Data records:

____

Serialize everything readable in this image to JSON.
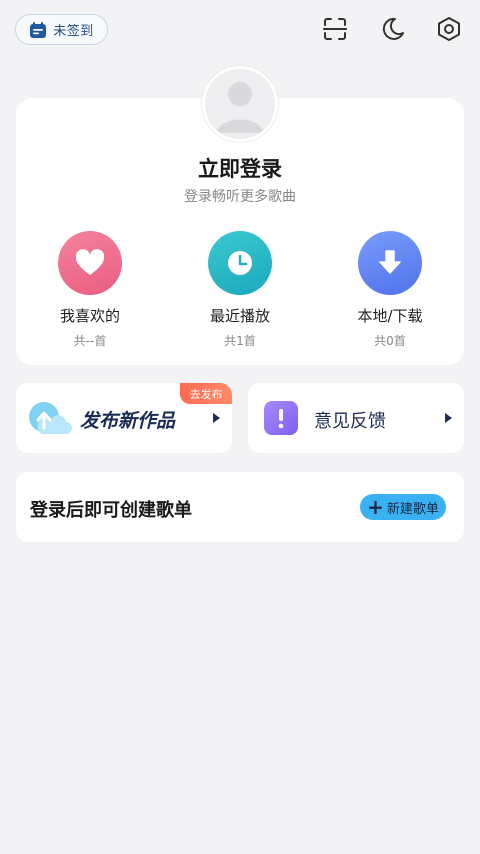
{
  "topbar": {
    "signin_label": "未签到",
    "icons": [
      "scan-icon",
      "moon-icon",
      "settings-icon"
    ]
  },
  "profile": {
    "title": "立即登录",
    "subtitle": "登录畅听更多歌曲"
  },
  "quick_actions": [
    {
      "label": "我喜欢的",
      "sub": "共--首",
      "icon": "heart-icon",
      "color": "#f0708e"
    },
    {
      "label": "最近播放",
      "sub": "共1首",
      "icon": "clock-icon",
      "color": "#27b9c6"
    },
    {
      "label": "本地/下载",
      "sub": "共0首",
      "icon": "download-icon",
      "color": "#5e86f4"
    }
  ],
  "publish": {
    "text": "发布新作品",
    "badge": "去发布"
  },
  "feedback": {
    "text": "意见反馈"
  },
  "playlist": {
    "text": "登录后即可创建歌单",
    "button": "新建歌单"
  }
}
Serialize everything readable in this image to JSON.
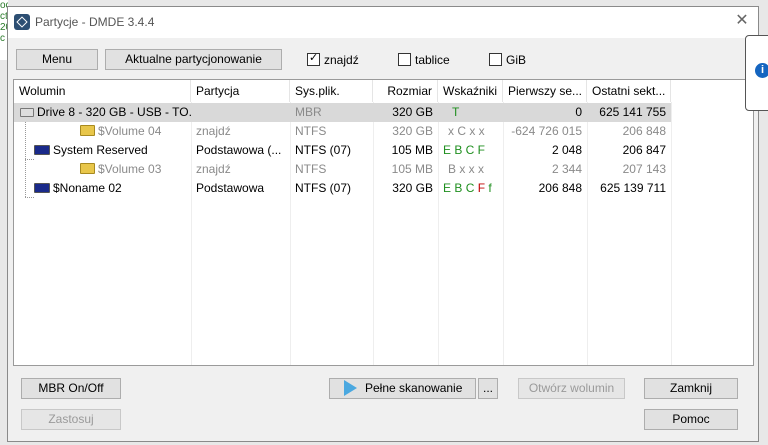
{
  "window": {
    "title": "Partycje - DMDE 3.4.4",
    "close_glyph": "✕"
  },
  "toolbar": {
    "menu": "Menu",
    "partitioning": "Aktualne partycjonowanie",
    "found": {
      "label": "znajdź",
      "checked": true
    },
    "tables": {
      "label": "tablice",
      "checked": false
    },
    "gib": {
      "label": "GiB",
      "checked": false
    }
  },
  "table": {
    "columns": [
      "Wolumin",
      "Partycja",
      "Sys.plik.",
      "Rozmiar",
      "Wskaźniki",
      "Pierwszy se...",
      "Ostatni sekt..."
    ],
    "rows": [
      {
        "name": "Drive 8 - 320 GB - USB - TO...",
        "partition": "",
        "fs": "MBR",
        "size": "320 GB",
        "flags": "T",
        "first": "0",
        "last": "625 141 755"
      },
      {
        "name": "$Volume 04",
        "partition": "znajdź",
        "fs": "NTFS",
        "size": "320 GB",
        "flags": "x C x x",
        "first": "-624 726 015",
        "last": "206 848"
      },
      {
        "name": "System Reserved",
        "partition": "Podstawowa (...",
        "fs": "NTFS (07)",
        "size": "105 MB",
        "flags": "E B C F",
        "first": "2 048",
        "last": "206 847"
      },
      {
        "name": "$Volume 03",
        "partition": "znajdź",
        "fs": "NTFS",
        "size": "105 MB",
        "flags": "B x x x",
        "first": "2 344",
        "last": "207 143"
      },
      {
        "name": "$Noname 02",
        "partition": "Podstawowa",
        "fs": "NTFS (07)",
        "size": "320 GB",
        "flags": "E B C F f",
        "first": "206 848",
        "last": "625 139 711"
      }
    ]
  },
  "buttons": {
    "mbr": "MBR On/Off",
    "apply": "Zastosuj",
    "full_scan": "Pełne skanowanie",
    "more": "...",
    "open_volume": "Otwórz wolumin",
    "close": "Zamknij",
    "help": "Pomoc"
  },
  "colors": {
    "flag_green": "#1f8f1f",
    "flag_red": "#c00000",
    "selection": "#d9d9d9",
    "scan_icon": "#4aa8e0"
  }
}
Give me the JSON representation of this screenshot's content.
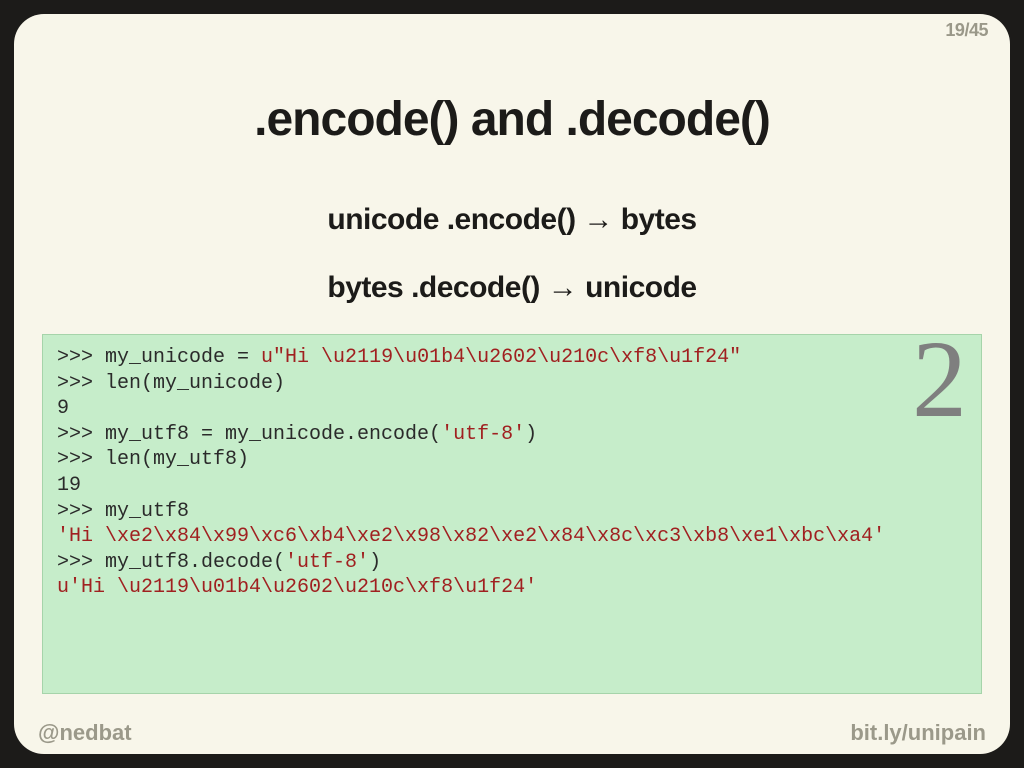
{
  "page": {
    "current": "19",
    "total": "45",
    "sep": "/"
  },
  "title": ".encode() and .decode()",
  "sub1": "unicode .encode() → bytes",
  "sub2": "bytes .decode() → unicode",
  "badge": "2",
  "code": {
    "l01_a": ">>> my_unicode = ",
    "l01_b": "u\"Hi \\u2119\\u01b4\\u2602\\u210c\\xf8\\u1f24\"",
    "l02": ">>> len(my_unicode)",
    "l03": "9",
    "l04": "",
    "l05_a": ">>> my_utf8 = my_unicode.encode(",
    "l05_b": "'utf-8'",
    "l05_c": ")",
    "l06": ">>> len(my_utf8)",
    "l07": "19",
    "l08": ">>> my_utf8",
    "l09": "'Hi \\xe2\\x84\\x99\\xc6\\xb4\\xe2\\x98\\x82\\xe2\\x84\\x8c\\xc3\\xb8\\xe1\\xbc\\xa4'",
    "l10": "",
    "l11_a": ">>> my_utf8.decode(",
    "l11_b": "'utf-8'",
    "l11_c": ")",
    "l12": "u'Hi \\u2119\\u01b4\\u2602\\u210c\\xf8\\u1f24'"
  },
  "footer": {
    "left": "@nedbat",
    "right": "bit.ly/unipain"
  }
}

____

Tally the lines holding the string "flags" and give only the count.

:: Exercise response ::
5